◆ Requirement
Find the string "Ministerio" in the data, then copy every line where it is found.

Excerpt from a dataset
START
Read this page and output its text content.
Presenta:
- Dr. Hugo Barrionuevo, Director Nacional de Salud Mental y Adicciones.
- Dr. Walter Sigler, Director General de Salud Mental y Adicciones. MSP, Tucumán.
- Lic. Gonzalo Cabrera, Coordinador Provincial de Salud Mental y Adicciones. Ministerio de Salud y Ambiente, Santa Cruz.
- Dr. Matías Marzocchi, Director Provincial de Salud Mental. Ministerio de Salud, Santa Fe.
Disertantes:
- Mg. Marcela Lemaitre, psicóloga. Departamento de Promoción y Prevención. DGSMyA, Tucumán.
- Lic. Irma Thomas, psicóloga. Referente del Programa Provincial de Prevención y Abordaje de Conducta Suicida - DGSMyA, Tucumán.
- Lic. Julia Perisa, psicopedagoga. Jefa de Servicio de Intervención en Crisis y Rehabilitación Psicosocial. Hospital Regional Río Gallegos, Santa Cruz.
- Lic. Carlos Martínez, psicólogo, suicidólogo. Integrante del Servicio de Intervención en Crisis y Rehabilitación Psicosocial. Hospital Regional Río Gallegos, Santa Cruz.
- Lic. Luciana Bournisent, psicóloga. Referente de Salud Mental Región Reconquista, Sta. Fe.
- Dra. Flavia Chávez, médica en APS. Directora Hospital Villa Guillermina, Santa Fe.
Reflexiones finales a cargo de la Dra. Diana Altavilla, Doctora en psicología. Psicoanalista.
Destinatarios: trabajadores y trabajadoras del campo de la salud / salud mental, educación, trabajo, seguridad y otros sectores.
END
◆ Task response
- Lic. Gonzalo Cabrera, Coordinador Provincial de Salud Mental y Adicciones. Ministerio de Salud y Ambiente, Santa Cruz.
- Dr. Matías Marzocchi, Director Provincial de Salud Mental. Ministerio de Salud, Santa Fe.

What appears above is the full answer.